TASK BRIEF: Reproduce the records below with every "data-point" changed to "marker" and everything else left the same.

DATA ROWS:
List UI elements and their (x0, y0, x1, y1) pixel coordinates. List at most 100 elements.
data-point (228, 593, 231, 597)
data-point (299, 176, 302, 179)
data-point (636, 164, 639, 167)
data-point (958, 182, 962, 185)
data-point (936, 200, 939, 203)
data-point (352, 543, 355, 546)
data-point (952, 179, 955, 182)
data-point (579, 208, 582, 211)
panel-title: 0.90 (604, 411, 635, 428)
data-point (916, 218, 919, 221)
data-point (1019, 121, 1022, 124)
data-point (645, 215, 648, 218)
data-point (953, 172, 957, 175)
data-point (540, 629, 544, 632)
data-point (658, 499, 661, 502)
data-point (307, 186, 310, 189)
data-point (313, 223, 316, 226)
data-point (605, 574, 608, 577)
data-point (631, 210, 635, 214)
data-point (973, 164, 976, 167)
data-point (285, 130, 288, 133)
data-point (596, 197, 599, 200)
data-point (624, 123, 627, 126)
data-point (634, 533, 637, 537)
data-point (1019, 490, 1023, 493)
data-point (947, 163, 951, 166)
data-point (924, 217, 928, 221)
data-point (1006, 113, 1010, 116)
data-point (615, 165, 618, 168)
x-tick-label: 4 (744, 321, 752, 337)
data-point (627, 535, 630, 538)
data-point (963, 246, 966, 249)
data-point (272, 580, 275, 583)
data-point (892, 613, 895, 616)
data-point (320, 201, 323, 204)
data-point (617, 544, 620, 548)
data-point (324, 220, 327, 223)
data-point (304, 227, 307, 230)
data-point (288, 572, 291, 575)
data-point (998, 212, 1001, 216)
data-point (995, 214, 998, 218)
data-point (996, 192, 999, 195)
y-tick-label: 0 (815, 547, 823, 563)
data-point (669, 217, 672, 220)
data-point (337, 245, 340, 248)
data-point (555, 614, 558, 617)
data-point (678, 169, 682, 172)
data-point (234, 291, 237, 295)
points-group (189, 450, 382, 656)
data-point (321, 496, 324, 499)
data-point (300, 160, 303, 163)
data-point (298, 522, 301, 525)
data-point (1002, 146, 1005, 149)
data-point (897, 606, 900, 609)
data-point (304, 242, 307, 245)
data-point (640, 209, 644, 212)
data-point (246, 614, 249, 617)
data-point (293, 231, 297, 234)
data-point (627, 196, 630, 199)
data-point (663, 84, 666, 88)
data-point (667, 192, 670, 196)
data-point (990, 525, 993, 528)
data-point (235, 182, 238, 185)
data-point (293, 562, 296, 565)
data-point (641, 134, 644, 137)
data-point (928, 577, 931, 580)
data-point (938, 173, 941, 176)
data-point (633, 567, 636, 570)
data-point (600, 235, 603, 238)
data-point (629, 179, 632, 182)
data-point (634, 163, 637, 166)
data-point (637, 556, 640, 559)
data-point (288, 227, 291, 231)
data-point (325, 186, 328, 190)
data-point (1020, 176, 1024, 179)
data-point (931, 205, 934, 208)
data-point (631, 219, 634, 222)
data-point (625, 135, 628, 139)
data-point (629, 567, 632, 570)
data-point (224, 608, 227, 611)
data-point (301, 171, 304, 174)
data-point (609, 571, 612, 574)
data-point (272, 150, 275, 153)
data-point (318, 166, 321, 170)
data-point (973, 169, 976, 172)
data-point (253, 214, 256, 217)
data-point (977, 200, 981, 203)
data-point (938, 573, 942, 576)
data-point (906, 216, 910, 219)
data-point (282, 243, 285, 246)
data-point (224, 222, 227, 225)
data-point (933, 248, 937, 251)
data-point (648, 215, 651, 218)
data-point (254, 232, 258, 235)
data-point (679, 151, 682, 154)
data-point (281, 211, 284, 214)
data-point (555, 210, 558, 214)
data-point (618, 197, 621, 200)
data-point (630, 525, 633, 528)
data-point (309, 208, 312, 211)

WRITTEN ANSWER:
List UI elements and their (x0, y0, x1, y1) pixel coordinates. List at most 100 elements.
marker (228, 593, 231, 597)
marker (299, 176, 302, 179)
marker (636, 164, 639, 167)
marker (958, 182, 962, 185)
marker (936, 200, 939, 203)
marker (352, 543, 355, 546)
marker (952, 179, 955, 182)
marker (579, 208, 582, 211)
panel-title: 0.90 (604, 411, 635, 428)
marker (916, 218, 919, 221)
marker (1019, 121, 1022, 124)
marker (645, 215, 648, 218)
marker (953, 172, 957, 175)
marker (540, 629, 544, 632)
marker (658, 499, 661, 502)
marker (307, 186, 310, 189)
marker (313, 223, 316, 226)
marker (605, 574, 608, 577)
marker (631, 210, 635, 214)
marker (973, 164, 976, 167)
marker (285, 130, 288, 133)
marker (596, 197, 599, 200)
marker (624, 123, 627, 126)
marker (634, 533, 637, 537)
marker (1019, 490, 1023, 493)
marker (947, 163, 951, 166)
marker (924, 217, 928, 221)
marker (1006, 113, 1010, 116)
marker (615, 165, 618, 168)
x-tick-label: 4 (744, 321, 752, 337)
marker (627, 535, 630, 538)
marker (963, 246, 966, 249)
marker (272, 580, 275, 583)
marker (892, 613, 895, 616)
marker (320, 201, 323, 204)
marker (617, 544, 620, 548)
marker (324, 220, 327, 223)
marker (304, 227, 307, 230)
marker (288, 572, 291, 575)
marker (998, 212, 1001, 216)
marker (995, 214, 998, 218)
marker (996, 192, 999, 195)
y-tick-label: 0 (815, 547, 823, 563)
marker (669, 217, 672, 220)
marker (337, 245, 340, 248)
marker (555, 614, 558, 617)
marker (678, 169, 682, 172)
marker (234, 291, 237, 295)
points-group (189, 450, 382, 656)
marker (321, 496, 324, 499)
marker (300, 160, 303, 163)
marker (298, 522, 301, 525)
marker (1002, 146, 1005, 149)
marker (897, 606, 900, 609)
marker (304, 242, 307, 245)
marker (640, 209, 644, 212)
marker (246, 614, 249, 617)
marker (293, 231, 297, 234)
marker (627, 196, 630, 199)
marker (663, 84, 666, 88)
marker (667, 192, 670, 196)
marker (990, 525, 993, 528)
marker (235, 182, 238, 185)
marker (293, 562, 296, 565)
marker (641, 134, 644, 137)
marker (928, 577, 931, 580)
marker (938, 173, 941, 176)
marker (633, 567, 636, 570)
marker (600, 235, 603, 238)
marker (629, 179, 632, 182)
marker (634, 163, 637, 166)
marker (637, 556, 640, 559)
marker (288, 227, 291, 231)
marker (325, 186, 328, 190)
marker (1020, 176, 1024, 179)
marker (931, 205, 934, 208)
marker (631, 219, 634, 222)
marker (625, 135, 628, 139)
marker (629, 567, 632, 570)
marker (224, 608, 227, 611)
marker (301, 171, 304, 174)
marker (609, 571, 612, 574)
marker (272, 150, 275, 153)
marker (318, 166, 321, 170)
marker (973, 169, 976, 172)
marker (253, 214, 256, 217)
marker (977, 200, 981, 203)
marker (938, 573, 942, 576)
marker (906, 216, 910, 219)
marker (282, 243, 285, 246)
marker (224, 222, 227, 225)
marker (933, 248, 937, 251)
marker (648, 215, 651, 218)
marker (254, 232, 258, 235)
marker (679, 151, 682, 154)
marker (281, 211, 284, 214)
marker (555, 210, 558, 214)
marker (618, 197, 621, 200)
marker (630, 525, 633, 528)
marker (309, 208, 312, 211)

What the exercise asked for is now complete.